* PROBLEM REQUIREMENTS
Skip the pictures and repeat each line of the data exactly.

Stored data:
·····

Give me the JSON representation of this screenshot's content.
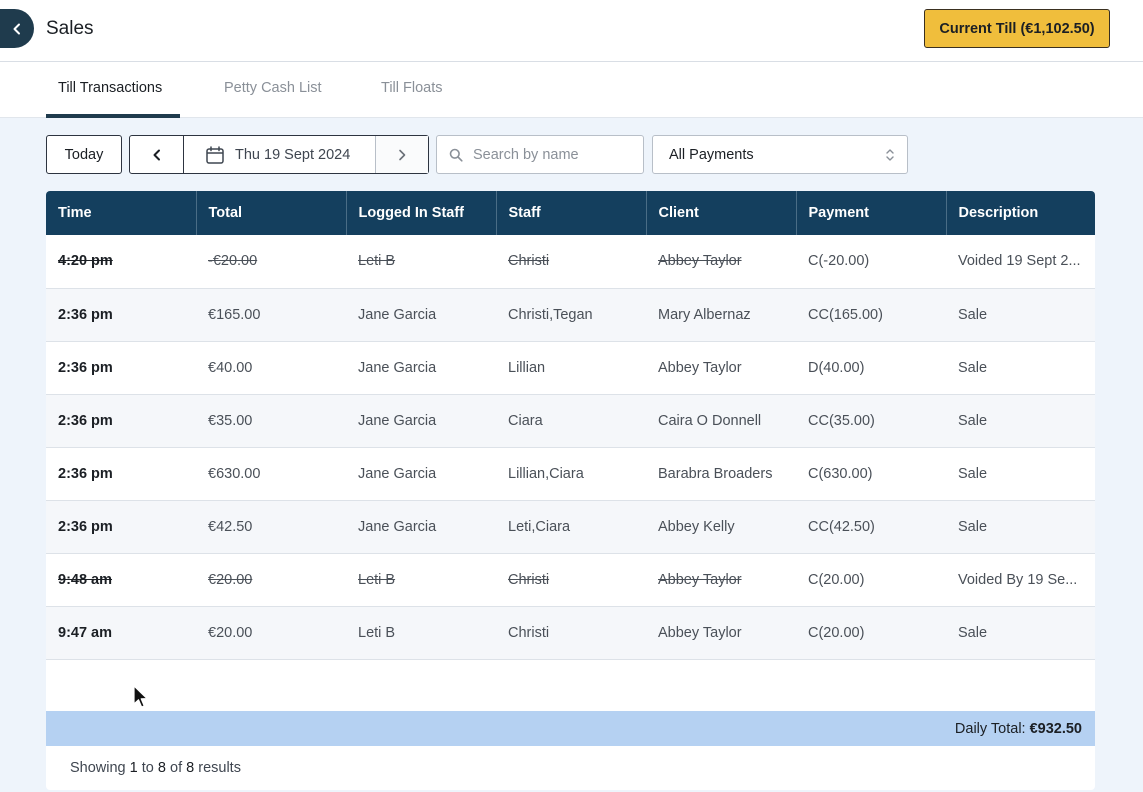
{
  "header": {
    "title": "Sales",
    "till_button": "Current Till (€1,102.50)"
  },
  "tabs": [
    {
      "label": "Till Transactions",
      "active": true
    },
    {
      "label": "Petty Cash List",
      "active": false
    },
    {
      "label": "Till Floats",
      "active": false
    }
  ],
  "filters": {
    "today_label": "Today",
    "date": "Thu 19 Sept 2024",
    "search_placeholder": "Search by name",
    "payment_filter": "All Payments"
  },
  "table": {
    "columns": [
      "Time",
      "Total",
      "Logged In Staff",
      "Staff",
      "Client",
      "Payment",
      "Description"
    ],
    "rows": [
      {
        "time": "4:20 pm",
        "total": "-€20.00",
        "logged_in": "Leti B",
        "staff": "Christi",
        "client": "Abbey Taylor",
        "payment": "C(-20.00)",
        "description": "Voided 19 Sept 2...",
        "voided": true
      },
      {
        "time": "2:36 pm",
        "total": "€165.00",
        "logged_in": "Jane Garcia",
        "staff": "Christi,Tegan",
        "client": "Mary Albernaz",
        "payment": "CC(165.00)",
        "description": "Sale",
        "voided": false
      },
      {
        "time": "2:36 pm",
        "total": "€40.00",
        "logged_in": "Jane Garcia",
        "staff": "Lillian",
        "client": "Abbey Taylor",
        "payment": "D(40.00)",
        "description": "Sale",
        "voided": false
      },
      {
        "time": "2:36 pm",
        "total": "€35.00",
        "logged_in": "Jane Garcia",
        "staff": "Ciara",
        "client": "Caira O Donnell",
        "payment": "CC(35.00)",
        "description": "Sale",
        "voided": false
      },
      {
        "time": "2:36 pm",
        "total": "€630.00",
        "logged_in": "Jane Garcia",
        "staff": "Lillian,Ciara",
        "client": "Barabra Broaders",
        "payment": "C(630.00)",
        "description": "Sale",
        "voided": false
      },
      {
        "time": "2:36 pm",
        "total": "€42.50",
        "logged_in": "Jane Garcia",
        "staff": "Leti,Ciara",
        "client": "Abbey Kelly",
        "payment": "CC(42.50)",
        "description": "Sale",
        "voided": false
      },
      {
        "time": "9:48 am",
        "total": "€20.00",
        "logged_in": "Leti B",
        "staff": "Christi",
        "client": "Abbey Taylor",
        "payment": "C(20.00)",
        "description": "Voided By 19 Se...",
        "voided": true
      },
      {
        "time": "9:47 am",
        "total": "€20.00",
        "logged_in": "Leti B",
        "staff": "Christi",
        "client": "Abbey Taylor",
        "payment": "C(20.00)",
        "description": "Sale",
        "voided": false
      }
    ]
  },
  "summary": {
    "daily_total_label": "Daily Total:",
    "daily_total_value": "€932.50"
  },
  "pagination": {
    "prefix": "Showing",
    "from": "1",
    "to_word": "to",
    "to": "8",
    "of_word": "of",
    "total": "8",
    "suffix": "results"
  },
  "colors": {
    "header_bg": "#143f5e",
    "accent": "#f0be3c",
    "total_bar": "#b5d1f2"
  }
}
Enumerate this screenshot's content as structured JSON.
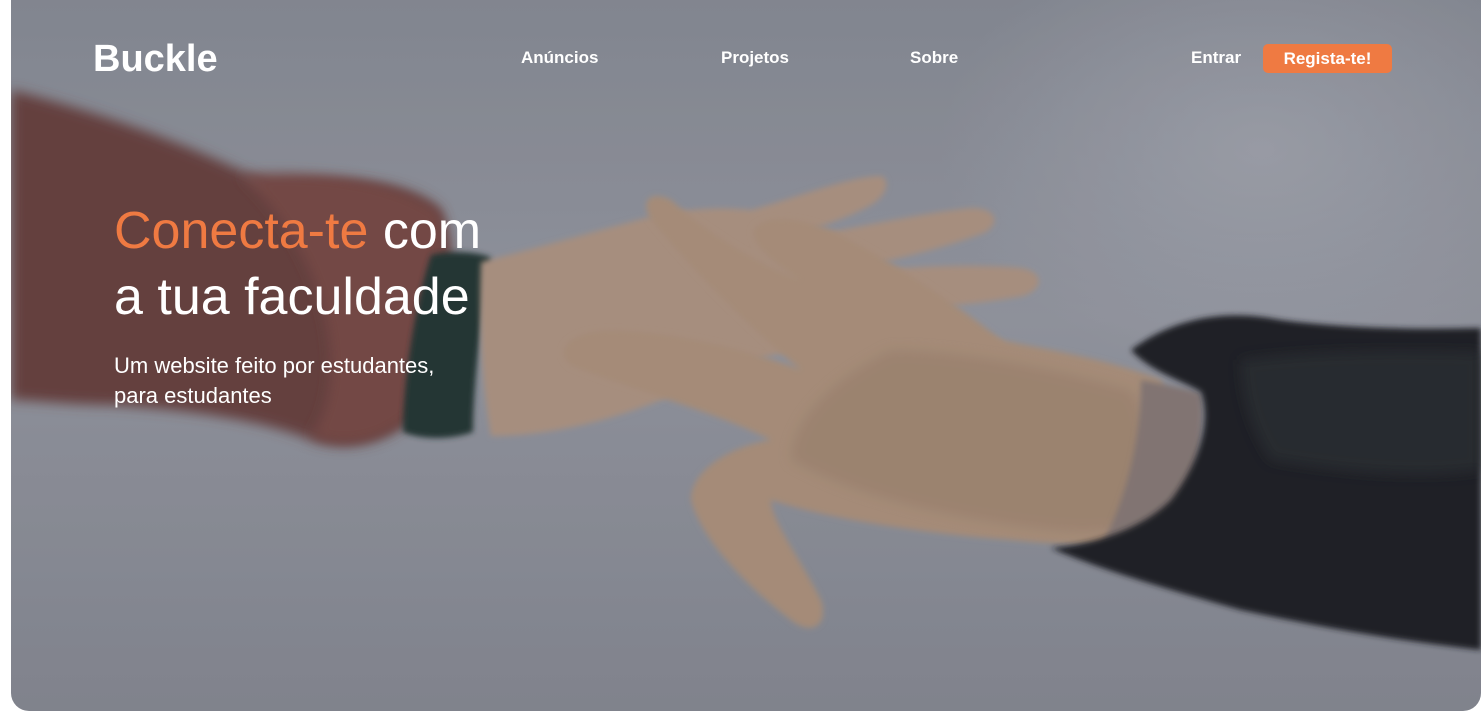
{
  "brand": {
    "name": "Buckle",
    "accent_color": "#ef7a42"
  },
  "nav": {
    "links": [
      {
        "label": "Anúncios"
      },
      {
        "label": "Projetos"
      },
      {
        "label": "Sobre"
      }
    ],
    "login_label": "Entrar",
    "register_label": "Regista-te!"
  },
  "hero": {
    "title_accent": "Conecta-te",
    "title_rest_line1": " com",
    "title_line2": "a tua faculdade",
    "subtitle_line1": "Um website feito por estudantes,",
    "subtitle_line2": "para estudantes",
    "background_image": "hands-reaching-photo"
  }
}
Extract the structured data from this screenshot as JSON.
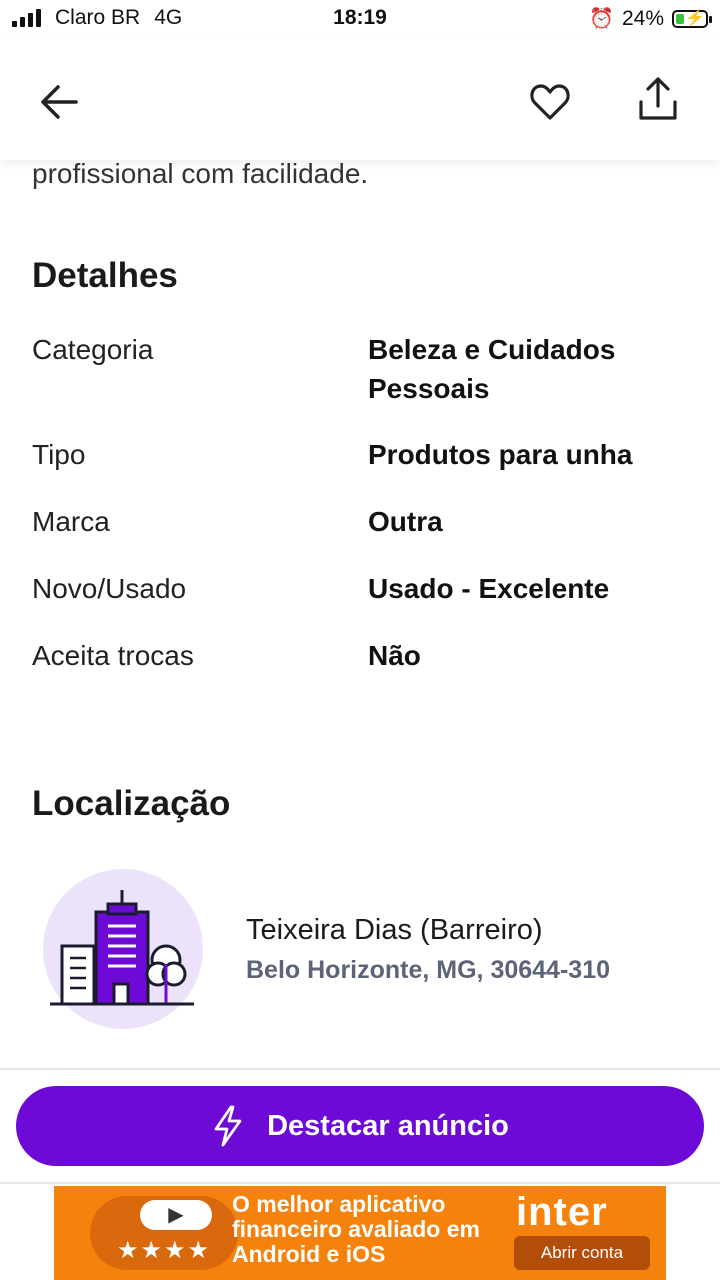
{
  "status_bar": {
    "carrier": "Claro BR",
    "network": "4G",
    "time": "18:19",
    "battery": "24%"
  },
  "description_tail": "profissional com facilidade.",
  "details": {
    "title": "Detalhes",
    "rows": [
      {
        "label": "Categoria",
        "value": "Beleza e Cuidados Pessoais"
      },
      {
        "label": "Tipo",
        "value": "Produtos para unha"
      },
      {
        "label": "Marca",
        "value": "Outra"
      },
      {
        "label": "Novo/Usado",
        "value": "Usado - Excelente"
      },
      {
        "label": "Aceita trocas",
        "value": "Não"
      }
    ]
  },
  "location": {
    "title": "Localização",
    "neighborhood": "Teixeira Dias (Barreiro)",
    "address": "Belo Horizonte, MG, 30644-310"
  },
  "cta": {
    "label": "Destacar anúncio"
  },
  "ad_banner": {
    "stars": "★★★★",
    "text": "O melhor aplicativo financeiro avaliado em Android e iOS",
    "brand": "inter",
    "button": "Abrir conta"
  },
  "colors": {
    "accent": "#6d0ad6",
    "banner": "#f5820d",
    "address": "#5b6478"
  }
}
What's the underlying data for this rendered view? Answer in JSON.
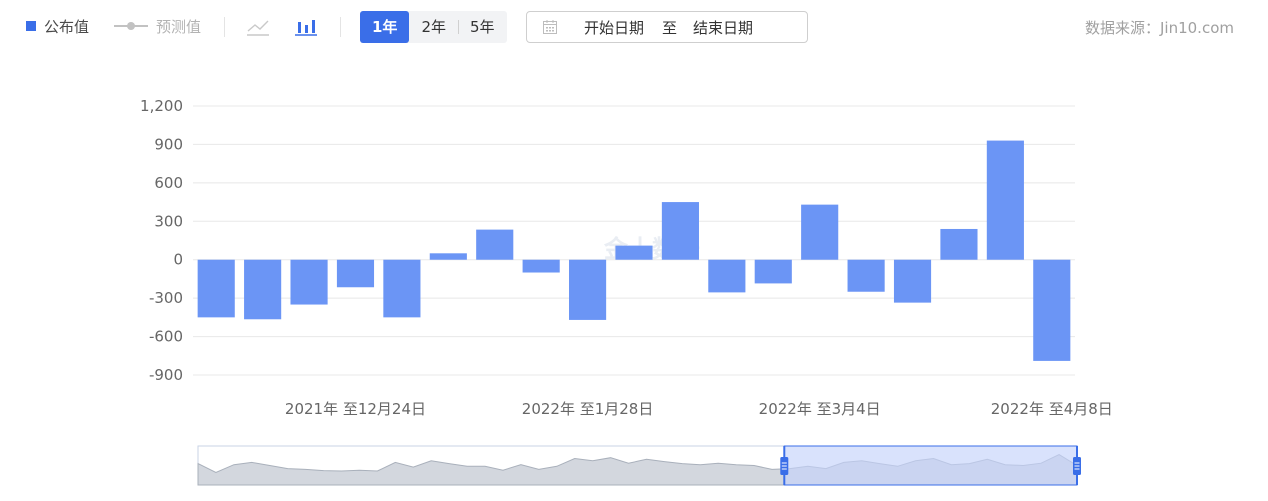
{
  "toolbar": {
    "legend_published": "公布值",
    "legend_forecast": "预测值",
    "periods": [
      "1年",
      "2年",
      "5年"
    ],
    "active_period": "1年",
    "date_start": "开始日期",
    "date_to": "至",
    "date_end": "结束日期",
    "source": "数据来源：Jin10.com"
  },
  "colors": {
    "bar": "#6b95f5",
    "accent": "#3a6ee8",
    "grid": "#e8e8e8",
    "tick_text": "#666666",
    "slider_fill": "#c4d3fb",
    "slider_border": "#3a6ee8",
    "mini_area": "#d3d7de"
  },
  "watermark": "金十数据",
  "chart_data": {
    "type": "bar",
    "ylim": [
      -900,
      1200
    ],
    "yticks": [
      1200,
      900,
      600,
      300,
      0,
      -300,
      -600,
      -900
    ],
    "ytick_labels": [
      "1,200",
      "900",
      "600",
      "300",
      "0",
      "-300",
      "-600",
      "-900"
    ],
    "xtick_labels": [
      "2021年 至12月24日",
      "2022年 至1月28日",
      "2022年 至3月4日",
      "2022年 至4月8日"
    ],
    "xtick_positions": [
      3,
      8,
      13,
      18
    ],
    "values": [
      -450,
      -465,
      -350,
      -215,
      -450,
      50,
      235,
      -100,
      -470,
      110,
      450,
      -255,
      -185,
      430,
      -250,
      -335,
      240,
      930,
      -790
    ],
    "grid": true,
    "legend": "top-left",
    "overview": {
      "values": [
        55,
        32,
        52,
        58,
        50,
        42,
        40,
        37,
        36,
        38,
        36,
        58,
        46,
        62,
        55,
        48,
        48,
        38,
        52,
        40,
        48,
        68,
        62,
        70,
        56,
        66,
        60,
        55,
        52,
        56,
        52,
        50,
        40,
        42,
        48,
        42,
        58,
        62,
        55,
        48,
        62,
        68,
        52,
        55,
        66,
        52,
        50,
        56,
        78,
        50
      ],
      "selection": [
        0.667,
        1.0
      ]
    }
  }
}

·····

* OUTPUT OF THE EXERCISE
Give me the JSON representation of this screenshot's content.
{
  "header": {
    "title": "Sales",
    "till_button": "Current Till (€1,102.50)"
  },
  "tabs": [
    {
      "label": "Till Transactions",
      "active": true
    },
    {
      "label": "Petty Cash List",
      "active": false
    },
    {
      "label": "Till Floats",
      "active": false
    }
  ],
  "filters": {
    "today_label": "Today",
    "date": "Thu 19 Sept 2024",
    "search_placeholder": "Search by name",
    "payment_filter": "All Payments"
  },
  "table": {
    "columns": [
      "Time",
      "Total",
      "Logged In Staff",
      "Staff",
      "Client",
      "Payment",
      "Description"
    ],
    "rows": [
      {
        "time": "4:20 pm",
        "total": "-€20.00",
        "logged_in": "Leti B",
        "staff": "Christi",
        "client": "Abbey Taylor",
        "payment": "C(-20.00)",
        "description": "Voided 19 Sept 2...",
        "voided": true
      },
      {
        "time": "2:36 pm",
        "total": "€165.00",
        "logged_in": "Jane Garcia",
        "staff": "Christi,Tegan",
        "client": "Mary Albernaz",
        "payment": "CC(165.00)",
        "description": "Sale",
        "voided": false
      },
      {
        "time": "2:36 pm",
        "total": "€40.00",
        "logged_in": "Jane Garcia",
        "staff": "Lillian",
        "client": "Abbey Taylor",
        "payment": "D(40.00)",
        "description": "Sale",
        "voided": false
      },
      {
        "time": "2:36 pm",
        "total": "€35.00",
        "logged_in": "Jane Garcia",
        "staff": "Ciara",
        "client": "Caira O Donnell",
        "payment": "CC(35.00)",
        "description": "Sale",
        "voided": false
      },
      {
        "time": "2:36 pm",
        "total": "€630.00",
        "logged_in": "Jane Garcia",
        "staff": "Lillian,Ciara",
        "client": "Barabra Broaders",
        "payment": "C(630.00)",
        "description": "Sale",
        "voided": false
      },
      {
        "time": "2:36 pm",
        "total": "€42.50",
        "logged_in": "Jane Garcia",
        "staff": "Leti,Ciara",
        "client": "Abbey Kelly",
        "payment": "CC(42.50)",
        "description": "Sale",
        "voided": false
      },
      {
        "time": "9:48 am",
        "total": "€20.00",
        "logged_in": "Leti B",
        "staff": "Christi",
        "client": "Abbey Taylor",
        "payment": "C(20.00)",
        "description": "Voided By 19 Se...",
        "voided": true
      },
      {
        "time": "9:47 am",
        "total": "€20.00",
        "logged_in": "Leti B",
        "staff": "Christi",
        "client": "Abbey Taylor",
        "payment": "C(20.00)",
        "description": "Sale",
        "voided": false
      }
    ]
  },
  "summary": {
    "daily_total_label": "Daily Total:",
    "daily_total_value": "€932.50"
  },
  "pagination": {
    "prefix": "Showing",
    "from": "1",
    "to_word": "to",
    "to": "8",
    "of_word": "of",
    "total": "8",
    "suffix": "results"
  },
  "colors": {
    "header_bg": "#143f5e",
    "accent": "#f0be3c",
    "total_bar": "#b5d1f2"
  }
}
Enumerate this screenshot's content as structured JSON.
{
  "brand": {
    "name": "Buckle",
    "accent_color": "#ef7a42"
  },
  "nav": {
    "links": [
      {
        "label": "Anúncios"
      },
      {
        "label": "Projetos"
      },
      {
        "label": "Sobre"
      }
    ],
    "login_label": "Entrar",
    "register_label": "Regista-te!"
  },
  "hero": {
    "title_accent": "Conecta-te",
    "title_rest_line1": " com",
    "title_line2": "a tua faculdade",
    "subtitle_line1": "Um website feito por estudantes,",
    "subtitle_line2": "para estudantes",
    "background_image": "hands-reaching-photo"
  }
}
Extract the structured data from this screenshot as JSON.
{
  "status_bar": {
    "carrier": "Claro BR",
    "network": "4G",
    "time": "18:19",
    "battery": "24%"
  },
  "description_tail": "profissional com facilidade.",
  "details": {
    "title": "Detalhes",
    "rows": [
      {
        "label": "Categoria",
        "value": "Beleza e Cuidados Pessoais"
      },
      {
        "label": "Tipo",
        "value": "Produtos para unha"
      },
      {
        "label": "Marca",
        "value": "Outra"
      },
      {
        "label": "Novo/Usado",
        "value": "Usado - Excelente"
      },
      {
        "label": "Aceita trocas",
        "value": "Não"
      }
    ]
  },
  "location": {
    "title": "Localização",
    "neighborhood": "Teixeira Dias (Barreiro)",
    "address": "Belo Horizonte, MG, 30644-310"
  },
  "cta": {
    "label": "Destacar anúncio"
  },
  "ad_banner": {
    "stars": "★★★★",
    "text": "O melhor aplicativo financeiro avaliado em Android e iOS",
    "brand": "inter",
    "button": "Abrir conta"
  },
  "colors": {
    "accent": "#6d0ad6",
    "banner": "#f5820d",
    "address": "#5b6478"
  }
}
What's the underlying data for this rendered view? Answer in JSON.
{
  "toolbar": {
    "legend_published": "公布值",
    "legend_forecast": "预测值",
    "periods": [
      "1年",
      "2年",
      "5年"
    ],
    "active_period": "1年",
    "date_start": "开始日期",
    "date_to": "至",
    "date_end": "结束日期",
    "source": "数据来源：Jin10.com"
  },
  "colors": {
    "bar": "#6b95f5",
    "accent": "#3a6ee8",
    "grid": "#e8e8e8",
    "tick_text": "#666666",
    "slider_fill": "#c4d3fb",
    "slider_border": "#3a6ee8",
    "mini_area": "#d3d7de"
  },
  "watermark": "金十数据",
  "chart_data": {
    "type": "bar",
    "ylim": [
      -900,
      1200
    ],
    "yticks": [
      1200,
      900,
      600,
      300,
      0,
      -300,
      -600,
      -900
    ],
    "ytick_labels": [
      "1,200",
      "900",
      "600",
      "300",
      "0",
      "-300",
      "-600",
      "-900"
    ],
    "xtick_labels": [
      "2021年 至12月24日",
      "2022年 至1月28日",
      "2022年 至3月4日",
      "2022年 至4月8日"
    ],
    "xtick_positions": [
      3,
      8,
      13,
      18
    ],
    "values": [
      -450,
      -465,
      -350,
      -215,
      -450,
      50,
      235,
      -100,
      -470,
      110,
      450,
      -255,
      -185,
      430,
      -250,
      -335,
      240,
      930,
      -790
    ],
    "grid": true,
    "legend": "top-left",
    "overview": {
      "values": [
        55,
        32,
        52,
        58,
        50,
        42,
        40,
        37,
        36,
        38,
        36,
        58,
        46,
        62,
        55,
        48,
        48,
        38,
        52,
        40,
        48,
        68,
        62,
        70,
        56,
        66,
        60,
        55,
        52,
        56,
        52,
        50,
        40,
        42,
        48,
        42,
        58,
        62,
        55,
        48,
        62,
        68,
        52,
        55,
        66,
        52,
        50,
        56,
        78,
        50
      ],
      "selection": [
        0.667,
        1.0
      ]
    }
  }
}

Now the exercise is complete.